Work required ->
Write out the listing exactly as it is given.

Stored data entries:
▬▬▬▬▬▬

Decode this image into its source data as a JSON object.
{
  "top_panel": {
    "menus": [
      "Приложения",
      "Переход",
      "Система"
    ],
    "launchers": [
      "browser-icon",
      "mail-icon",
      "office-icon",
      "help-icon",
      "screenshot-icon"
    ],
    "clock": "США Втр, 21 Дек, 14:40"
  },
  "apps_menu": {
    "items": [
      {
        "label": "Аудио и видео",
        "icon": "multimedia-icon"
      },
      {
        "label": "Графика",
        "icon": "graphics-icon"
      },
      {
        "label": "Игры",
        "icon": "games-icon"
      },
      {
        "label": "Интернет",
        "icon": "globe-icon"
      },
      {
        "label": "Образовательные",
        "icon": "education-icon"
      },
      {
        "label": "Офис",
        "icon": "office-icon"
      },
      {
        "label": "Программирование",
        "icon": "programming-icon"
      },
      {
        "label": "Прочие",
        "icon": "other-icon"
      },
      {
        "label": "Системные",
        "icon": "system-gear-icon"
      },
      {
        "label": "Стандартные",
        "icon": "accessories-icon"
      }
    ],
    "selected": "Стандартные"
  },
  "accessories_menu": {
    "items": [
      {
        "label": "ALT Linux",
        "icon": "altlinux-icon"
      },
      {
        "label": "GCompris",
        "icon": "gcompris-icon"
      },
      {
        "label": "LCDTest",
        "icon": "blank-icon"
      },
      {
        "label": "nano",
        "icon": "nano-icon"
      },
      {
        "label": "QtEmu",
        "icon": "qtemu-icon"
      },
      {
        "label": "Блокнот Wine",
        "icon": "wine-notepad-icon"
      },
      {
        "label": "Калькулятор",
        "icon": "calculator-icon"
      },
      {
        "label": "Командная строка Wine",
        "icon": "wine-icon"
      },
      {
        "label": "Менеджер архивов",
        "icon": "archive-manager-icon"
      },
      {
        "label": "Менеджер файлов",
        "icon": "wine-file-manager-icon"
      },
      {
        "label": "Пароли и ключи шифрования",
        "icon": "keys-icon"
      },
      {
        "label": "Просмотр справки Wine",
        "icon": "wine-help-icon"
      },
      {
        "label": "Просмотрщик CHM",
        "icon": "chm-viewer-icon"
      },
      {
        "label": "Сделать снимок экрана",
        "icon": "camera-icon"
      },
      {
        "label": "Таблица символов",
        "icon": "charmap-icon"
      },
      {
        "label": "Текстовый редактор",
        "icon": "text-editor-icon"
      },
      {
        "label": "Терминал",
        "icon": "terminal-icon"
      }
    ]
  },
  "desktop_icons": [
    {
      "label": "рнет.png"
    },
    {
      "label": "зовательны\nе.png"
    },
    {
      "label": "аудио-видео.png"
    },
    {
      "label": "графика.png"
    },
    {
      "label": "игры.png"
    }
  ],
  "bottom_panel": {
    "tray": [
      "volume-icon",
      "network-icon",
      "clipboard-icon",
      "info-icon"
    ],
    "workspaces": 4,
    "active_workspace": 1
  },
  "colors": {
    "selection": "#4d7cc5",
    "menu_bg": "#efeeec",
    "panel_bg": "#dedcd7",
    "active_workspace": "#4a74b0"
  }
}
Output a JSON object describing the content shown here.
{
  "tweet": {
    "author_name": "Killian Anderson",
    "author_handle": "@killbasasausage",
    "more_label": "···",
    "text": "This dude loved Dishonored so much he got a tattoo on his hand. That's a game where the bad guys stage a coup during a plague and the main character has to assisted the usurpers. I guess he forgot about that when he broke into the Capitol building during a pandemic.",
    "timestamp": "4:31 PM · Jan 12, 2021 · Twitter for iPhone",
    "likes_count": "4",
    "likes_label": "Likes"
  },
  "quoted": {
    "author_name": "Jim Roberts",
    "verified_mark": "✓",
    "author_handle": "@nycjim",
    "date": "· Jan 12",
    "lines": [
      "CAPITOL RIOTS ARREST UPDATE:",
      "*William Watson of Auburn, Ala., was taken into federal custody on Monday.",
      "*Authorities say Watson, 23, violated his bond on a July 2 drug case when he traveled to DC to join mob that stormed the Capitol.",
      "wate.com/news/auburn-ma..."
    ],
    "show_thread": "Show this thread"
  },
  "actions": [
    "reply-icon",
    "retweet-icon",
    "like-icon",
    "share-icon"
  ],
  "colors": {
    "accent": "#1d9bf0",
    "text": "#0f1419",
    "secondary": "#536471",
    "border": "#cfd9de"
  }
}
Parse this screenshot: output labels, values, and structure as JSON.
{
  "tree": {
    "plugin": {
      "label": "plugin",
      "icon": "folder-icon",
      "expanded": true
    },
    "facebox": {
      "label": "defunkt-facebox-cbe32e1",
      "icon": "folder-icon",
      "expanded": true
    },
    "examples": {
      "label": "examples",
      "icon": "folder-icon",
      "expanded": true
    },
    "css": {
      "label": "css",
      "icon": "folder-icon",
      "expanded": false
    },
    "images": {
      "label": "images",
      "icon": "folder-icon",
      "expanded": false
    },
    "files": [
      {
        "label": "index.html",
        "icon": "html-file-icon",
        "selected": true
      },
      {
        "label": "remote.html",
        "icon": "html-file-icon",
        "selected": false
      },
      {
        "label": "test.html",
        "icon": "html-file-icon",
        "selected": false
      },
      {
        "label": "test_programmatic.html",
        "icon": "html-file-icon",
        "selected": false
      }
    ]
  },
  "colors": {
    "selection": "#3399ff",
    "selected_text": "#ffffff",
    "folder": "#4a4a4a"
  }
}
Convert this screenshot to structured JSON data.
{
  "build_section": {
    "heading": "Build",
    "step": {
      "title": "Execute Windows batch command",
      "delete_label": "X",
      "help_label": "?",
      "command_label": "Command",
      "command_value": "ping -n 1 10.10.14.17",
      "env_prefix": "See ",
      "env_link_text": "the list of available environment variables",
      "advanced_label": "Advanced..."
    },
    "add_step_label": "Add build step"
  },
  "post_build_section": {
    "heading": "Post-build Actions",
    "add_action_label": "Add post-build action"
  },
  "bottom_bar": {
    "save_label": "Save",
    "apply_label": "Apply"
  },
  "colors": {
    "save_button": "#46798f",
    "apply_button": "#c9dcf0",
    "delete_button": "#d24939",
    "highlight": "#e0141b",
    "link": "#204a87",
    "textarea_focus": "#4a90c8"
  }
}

▬▬▬▬▬▬

Reply ->
Decode this image into its source data as a JSON object.
{
  "top_panel": {
    "menus": [
      "Приложения",
      "Переход",
      "Система"
    ],
    "launchers": [
      "browser-icon",
      "mail-icon",
      "office-icon",
      "help-icon",
      "screenshot-icon"
    ],
    "clock": "США Втр, 21 Дек, 14:40"
  },
  "apps_menu": {
    "items": [
      {
        "label": "Аудио и видео",
        "icon": "multimedia-icon"
      },
      {
        "label": "Графика",
        "icon": "graphics-icon"
      },
      {
        "label": "Игры",
        "icon": "games-icon"
      },
      {
        "label": "Интернет",
        "icon": "globe-icon"
      },
      {
        "label": "Образовательные",
        "icon": "education-icon"
      },
      {
        "label": "Офис",
        "icon": "office-icon"
      },
      {
        "label": "Программирование",
        "icon": "programming-icon"
      },
      {
        "label": "Прочие",
        "icon": "other-icon"
      },
      {
        "label": "Системные",
        "icon": "system-gear-icon"
      },
      {
        "label": "Стандартные",
        "icon": "accessories-icon"
      }
    ],
    "selected": "Стандартные"
  },
  "accessories_menu": {
    "items": [
      {
        "label": "ALT Linux",
        "icon": "altlinux-icon"
      },
      {
        "label": "GCompris",
        "icon": "gcompris-icon"
      },
      {
        "label": "LCDTest",
        "icon": "blank-icon"
      },
      {
        "label": "nano",
        "icon": "nano-icon"
      },
      {
        "label": "QtEmu",
        "icon": "qtemu-icon"
      },
      {
        "label": "Блокнот Wine",
        "icon": "wine-notepad-icon"
      },
      {
        "label": "Калькулятор",
        "icon": "calculator-icon"
      },
      {
        "label": "Командная строка Wine",
        "icon": "wine-icon"
      },
      {
        "label": "Менеджер архивов",
        "icon": "archive-manager-icon"
      },
      {
        "label": "Менеджер файлов",
        "icon": "wine-file-manager-icon"
      },
      {
        "label": "Пароли и ключи шифрования",
        "icon": "keys-icon"
      },
      {
        "label": "Просмотр справки Wine",
        "icon": "wine-help-icon"
      },
      {
        "label": "Просмотрщик CHM",
        "icon": "chm-viewer-icon"
      },
      {
        "label": "Сделать снимок экрана",
        "icon": "camera-icon"
      },
      {
        "label": "Таблица символов",
        "icon": "charmap-icon"
      },
      {
        "label": "Текстовый редактор",
        "icon": "text-editor-icon"
      },
      {
        "label": "Терминал",
        "icon": "terminal-icon"
      }
    ]
  },
  "desktop_icons": [
    {
      "label": "рнет.png"
    },
    {
      "label": "зовательны\nе.png"
    },
    {
      "label": "аудио-видео.png"
    },
    {
      "label": "графика.png"
    },
    {
      "label": "игры.png"
    }
  ],
  "bottom_panel": {
    "tray": [
      "volume-icon",
      "network-icon",
      "clipboard-icon",
      "info-icon"
    ],
    "workspaces": 4,
    "active_workspace": 1
  },
  "colors": {
    "selection": "#4d7cc5",
    "menu_bg": "#efeeec",
    "panel_bg": "#dedcd7",
    "active_workspace": "#4a74b0"
  }
}
Output a JSON object describing the content shown here.
{
  "tweet": {
    "author_name": "Killian Anderson",
    "author_handle": "@killbasasausage",
    "more_label": "···",
    "text": "This dude loved Dishonored so much he got a tattoo on his hand. That's a game where the bad guys stage a coup during a plague and the main character has to assisted the usurpers. I guess he forgot about that when he broke into the Capitol building during a pandemic.",
    "timestamp": "4:31 PM · Jan 12, 2021 · Twitter for iPhone",
    "likes_count": "4",
    "likes_label": "Likes"
  },
  "quoted": {
    "author_name": "Jim Roberts",
    "verified_mark": "✓",
    "author_handle": "@nycjim",
    "date": "· Jan 12",
    "lines": [
      "CAPITOL RIOTS ARREST UPDATE:",
      "*William Watson of Auburn, Ala., was taken into federal custody on Monday.",
      "*Authorities say Watson, 23, violated his bond on a July 2 drug case when he traveled to DC to join mob that stormed the Capitol.",
      "wate.com/news/auburn-ma..."
    ],
    "show_thread": "Show this thread"
  },
  "actions": [
    "reply-icon",
    "retweet-icon",
    "like-icon",
    "share-icon"
  ],
  "colors": {
    "accent": "#1d9bf0",
    "text": "#0f1419",
    "secondary": "#536471",
    "border": "#cfd9de"
  }
}
Parse this screenshot: output labels, values, and structure as JSON.
{
  "tree": {
    "plugin": {
      "label": "plugin",
      "icon": "folder-icon",
      "expanded": true
    },
    "facebox": {
      "label": "defunkt-facebox-cbe32e1",
      "icon": "folder-icon",
      "expanded": true
    },
    "examples": {
      "label": "examples",
      "icon": "folder-icon",
      "expanded": true
    },
    "css": {
      "label": "css",
      "icon": "folder-icon",
      "expanded": false
    },
    "images": {
      "label": "images",
      "icon": "folder-icon",
      "expanded": false
    },
    "files": [
      {
        "label": "index.html",
        "icon": "html-file-icon",
        "selected": true
      },
      {
        "label": "remote.html",
        "icon": "html-file-icon",
        "selected": false
      },
      {
        "label": "test.html",
        "icon": "html-file-icon",
        "selected": false
      },
      {
        "label": "test_programmatic.html",
        "icon": "html-file-icon",
        "selected": false
      }
    ]
  },
  "colors": {
    "selection": "#3399ff",
    "selected_text": "#ffffff",
    "folder": "#4a4a4a"
  }
}
Convert this screenshot to structured JSON data.
{
  "build_section": {
    "heading": "Build",
    "step": {
      "title": "Execute Windows batch command",
      "delete_label": "X",
      "help_label": "?",
      "command_label": "Command",
      "command_value": "ping -n 1 10.10.14.17",
      "env_prefix": "See ",
      "env_link_text": "the list of available environment variables",
      "advanced_label": "Advanced..."
    },
    "add_step_label": "Add build step"
  },
  "post_build_section": {
    "heading": "Post-build Actions",
    "add_action_label": "Add post-build action"
  },
  "bottom_bar": {
    "save_label": "Save",
    "apply_label": "Apply"
  },
  "colors": {
    "save_button": "#46798f",
    "apply_button": "#c9dcf0",
    "delete_button": "#d24939",
    "highlight": "#e0141b",
    "link": "#204a87",
    "textarea_focus": "#4a90c8"
  }
}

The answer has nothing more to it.